→ **Data entries**:
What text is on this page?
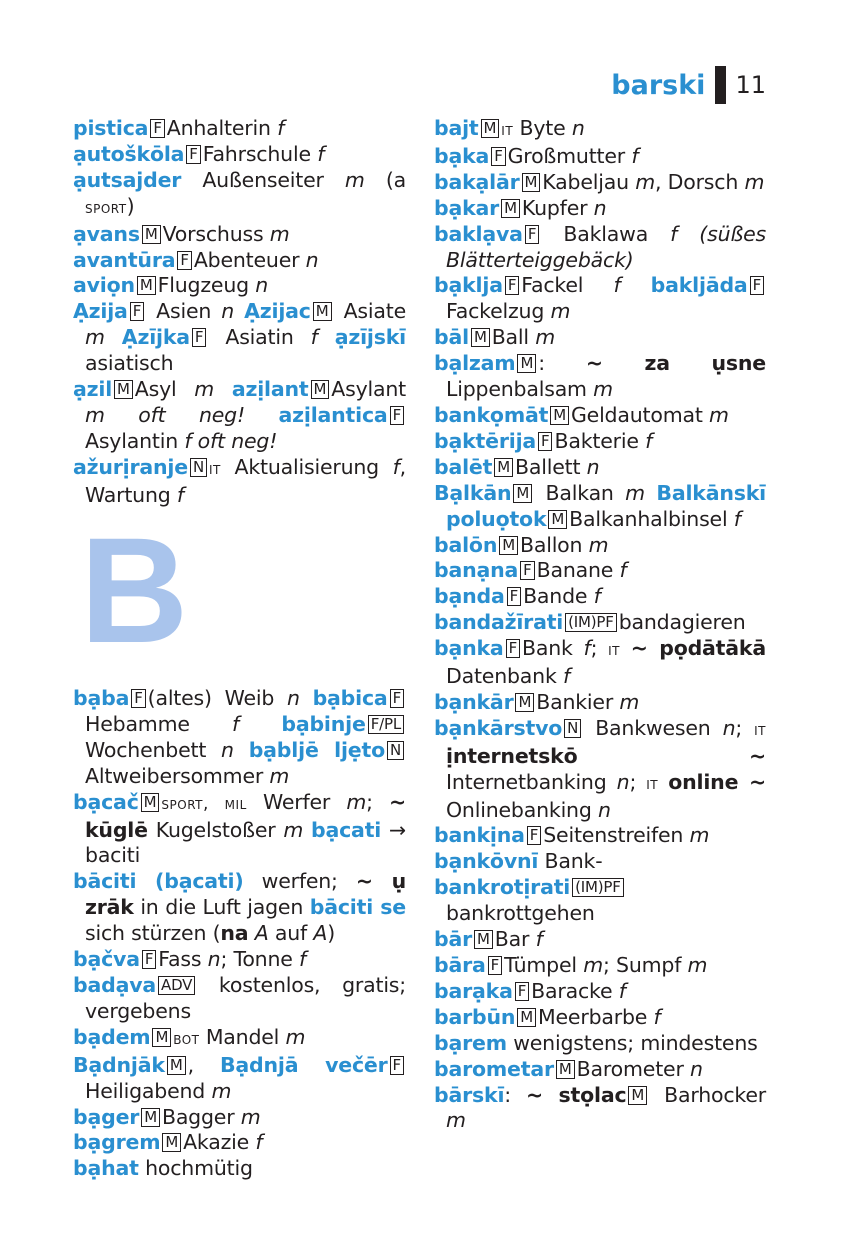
barski 11

pistica F Anhalterin f

ạutoškōla F Fahrschule f

ạutsajder Außenseiter m (a sport)

ạvans M Vorschuss m

avantūra F Abenteuer n

aviọn M Flugzeug n

Ạzija F Asien n Ạzijac M Asiate m Ạzījka F Asiatin f ạzījskī asiatisch

ạzil M Asyl m azịlant M Asylant m oft neg! azịlantica F Asylantin f oft neg!

ažurịranje N it Aktualisierung f, Wartung f

B

bạba F (altes) Weib n bạbica F Hebamme f bạbinje F/PL Wochenbett n bạbljē ljẹto NAltweibersommer m

bạcač M sport, mil Werfer m; ~ kūglē Kugelstoßer m bạcati → baciti

bāciti (bạcati) werfen; ~ ụ zrāk in die Luft jagen bāciti se sich stürzen (na A auf A)

bạčva F Fass n; Tonne f

badạva ADV kostenlos, gratis; vergebens

bạdem M bot Mandel m

Bạdnjāk M , Bạdnjā večēr F Heiligabend m

bạger M Bagger m

bạgrem M Akazie f

bạhat hochmütig

bajt M it Byte n

bạka F Großmutter f

bakạlār M Kabeljau m, Dorsch m

bạkar M Kupfer n

baklạva F Baklawa f (süßes Blätterteiggebäck)

bạklja F Fackel f bakljāda F Fackelzug m

bāl M Ball m

bạlzam M : ~ za ụsne Lippenbalsam m

bankọmāt M Geldautomat m

bạktērija F Bakterie f

balēt M Ballett n

Bạlkān M Balkan m Balkānskī poluọtok M Balkanhalbinsel f

balōn M Ballon m

banạna F Banane f

bạnda F Bande f

bandažīrati (IM)PF bandagieren

bạnka F Bank f; it ~ pọdātākā Datenbank f

bạnkār M Bankier m

bạnkārstvo N Bankwesen n; it ịnternetskō ~ Internetbanking n; it online ~ Onlinebanking n

bankịna F Seitenstreifen m

bạnkōvnī Bank-

bankrotịrati (IM)PF bankrottgehen

bār M Bar f

bāra F Tümpel m; Sumpf m

barạka F Baracke f

barbūn M Meerbarbe f

bạrem wenigstens; mindestens

barometar M Barometer n

bārskī: ~ stọlac M Barhocker m
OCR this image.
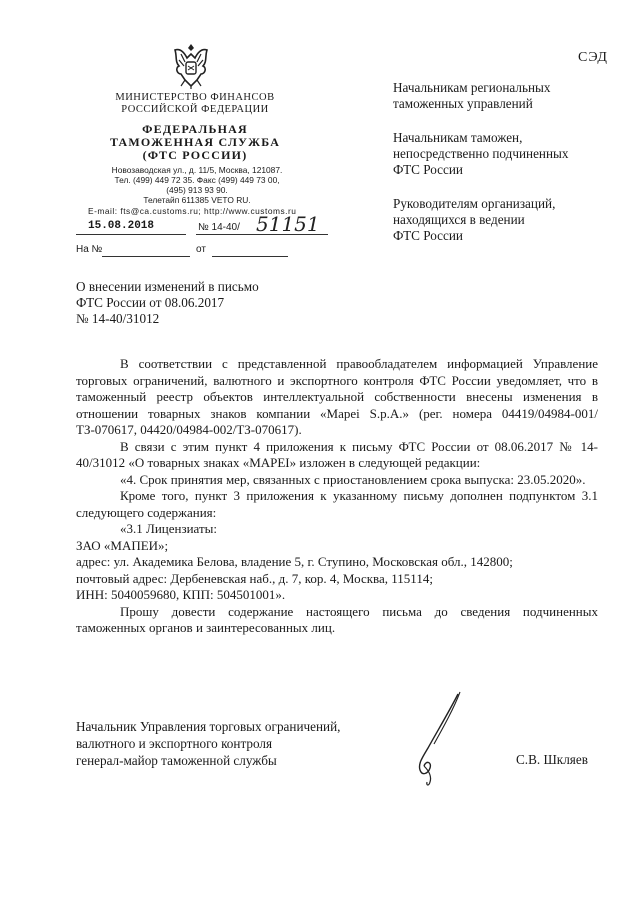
СЭД
МИНИСТЕРСТВО ФИНАНСОВ
РОССИЙСКОЙ ФЕДЕРАЦИИ
ФЕДЕРАЛЬНАЯ
ТАМОЖЕННАЯ СЛУЖБА
(ФТС РОССИИ)
Новозаводская ул., д. 11/5, Москва, 121087.
Тел. (499) 449 72 35. Факс (499) 449 73 00,
(495) 913 93 90.
Телетайп 611385 VETO RU.
E-mail: fts@ca.customs.ru; http://www.customs.ru
15.08.2018	№ 14-40/ 51151
На №	от
Начальникам региональных
таможенных управлений
Начальникам таможен,
непосредственно подчиненных
ФТС России
Руководителям организаций,
находящихся в ведении
ФТС России
О внесении изменений в письмо
ФТС России от 08.06.2017
№ 14-40/31012

В соответствии с представленной правообладателем информацией Управление торговых ограничений, валютного и экспортного контроля ФТС России уведомляет, что в таможенный реестр объектов интеллектуальной собственности внесены изменения в отношении товарных знаков компании «Mapei S.p.A.» (рег. номера 04419/04984-001/ТЗ-070617, 04420/04984-002/ТЗ-070617).

В связи с этим пункт 4 приложения к письму ФТС России от 08.06.2017 № 14-40/31012 «О товарных знаках «MAPEI» изложен в следующей редакции:

«4. Срок принятия мер, связанных с приостановлением срока выпуска: 23.05.2020».

Кроме того, пункт 3 приложения к указанному письму дополнен подпунктом 3.1 следующего содержания:

«3.1 Лицензиаты:

ЗАО «МАПЕИ»;

адрес: ул. Академика Белова, владение 5, г. Ступино, Московская обл., 142800;

почтовый адрес: Дербеневская наб., д. 7, кор. 4, Москва, 115114;

ИНН: 5040059680, КПП: 504501001».

Прошу довести содержание настоящего письма до сведения подчиненных таможенных органов и заинтересованных лиц.

Начальник Управления торговых ограничений,
валютного и экспортного контроля
генерал-майор таможенной службы	С.В. Шкляев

→ **GIVEN INSTRUCTION**: Each entry above should be reproduced exactly, with the pictures removed.

→ **THE OUTPUT**:
What text is on this page?
barski 11

pistica F Anhalterin f

ạutoškōla F Fahrschule f

ạutsajder Außenseiter m (a sport)

ạvans M Vorschuss m

avantūra F Abenteuer n

aviọn M Flugzeug n

Ạzija F Asien n Ạzijac M Asiate m Ạzījka F Asiatin f ạzījskī asiatisch

ạzil M Asyl m azịlant M Asylant m oft neg! azịlantica F Asylantin f oft neg!

ažurịranje N it Aktualisierung f, Wartung f

B

bạba F (altes) Weib n bạbica F Hebamme f bạbinje F/PL Wochenbett n bạbljē ljẹto NAltweibersommer m

bạcač M sport, mil Werfer m; ~ kūglē Kugelstoßer m bạcati → baciti

bāciti (bạcati) werfen; ~ ụ zrāk in die Luft jagen bāciti se sich stürzen (na A auf A)

bạčva F Fass n; Tonne f

badạva ADV kostenlos, gratis; vergebens

bạdem M bot Mandel m

Bạdnjāk M , Bạdnjā večēr F Heiligabend m

bạger M Bagger m

bạgrem M Akazie f

bạhat hochmütig

bajt M it Byte n

bạka F Großmutter f

bakạlār M Kabeljau m, Dorsch m

bạkar M Kupfer n

baklạva F Baklawa f (süßes Blätterteiggebäck)

bạklja F Fackel f bakljāda F Fackelzug m

bāl M Ball m

bạlzam M : ~ za ụsne Lippenbalsam m

bankọmāt M Geldautomat m

bạktērija F Bakterie f

balēt M Ballett n

Bạlkān M Balkan m Balkānskī poluọtok M Balkanhalbinsel f

balōn M Ballon m

banạna F Banane f

bạnda F Bande f

bandažīrati (IM)PF bandagieren

bạnka F Bank f; it ~ pọdātākā Datenbank f

bạnkār M Bankier m

bạnkārstvo N Bankwesen n; it ịnternetskō ~ Internetbanking n; it online ~ Onlinebanking n

bankịna F Seitenstreifen m

bạnkōvnī Bank-

bankrotịrati (IM)PF bankrottgehen

bār M Bar f

bāra F Tümpel m; Sumpf m

barạka F Baracke f

barbūn M Meerbarbe f

bạrem wenigstens; mindestens

barometar M Barometer n

bārskī: ~ stọlac M Barhocker m
OCR this image.
СЭД
МИНИСТЕРСТВО ФИНАНСОВ
РОССИЙСКОЙ ФЕДЕРАЦИИ
ФЕДЕРАЛЬНАЯ
ТАМОЖЕННАЯ СЛУЖБА
(ФТС РОССИИ)
Новозаводская ул., д. 11/5, Москва, 121087.
Тел. (499) 449 72 35. Факс (499) 449 73 00,
(495) 913 93 90.
Телетайп 611385 VETO RU.
E-mail: fts@ca.customs.ru; http://www.customs.ru
15.08.2018	№ 14-40/ 51151
На №	от
Начальникам региональных
таможенных управлений
Начальникам таможен,
непосредственно подчиненных
ФТС России
Руководителям организаций,
находящихся в ведении
ФТС России
О внесении изменений в письмо
ФТС России от 08.06.2017
№ 14-40/31012

В соответствии с представленной правообладателем информацией Управление торговых ограничений, валютного и экспортного контроля ФТС России уведомляет, что в таможенный реестр объектов интеллектуальной собственности внесены изменения в отношении товарных знаков компании «Mapei S.p.A.» (рег. номера 04419/04984-001/ТЗ-070617, 04420/04984-002/ТЗ-070617).

В связи с этим пункт 4 приложения к письму ФТС России от 08.06.2017 № 14-40/31012 «О товарных знаках «MAPEI» изложен в следующей редакции:

«4. Срок принятия мер, связанных с приостановлением срока выпуска: 23.05.2020».

Кроме того, пункт 3 приложения к указанному письму дополнен подпунктом 3.1 следующего содержания:

«3.1 Лицензиаты:

ЗАО «МАПЕИ»;

адрес: ул. Академика Белова, владение 5, г. Ступино, Московская обл., 142800;

почтовый адрес: Дербеневская наб., д. 7, кор. 4, Москва, 115114;

ИНН: 5040059680, КПП: 504501001».

Прошу довести содержание настоящего письма до сведения подчиненных таможенных органов и заинтересованных лиц.

Начальник Управления торговых ограничений,
валютного и экспортного контроля
генерал-майор таможенной службы	С.В. Шкляев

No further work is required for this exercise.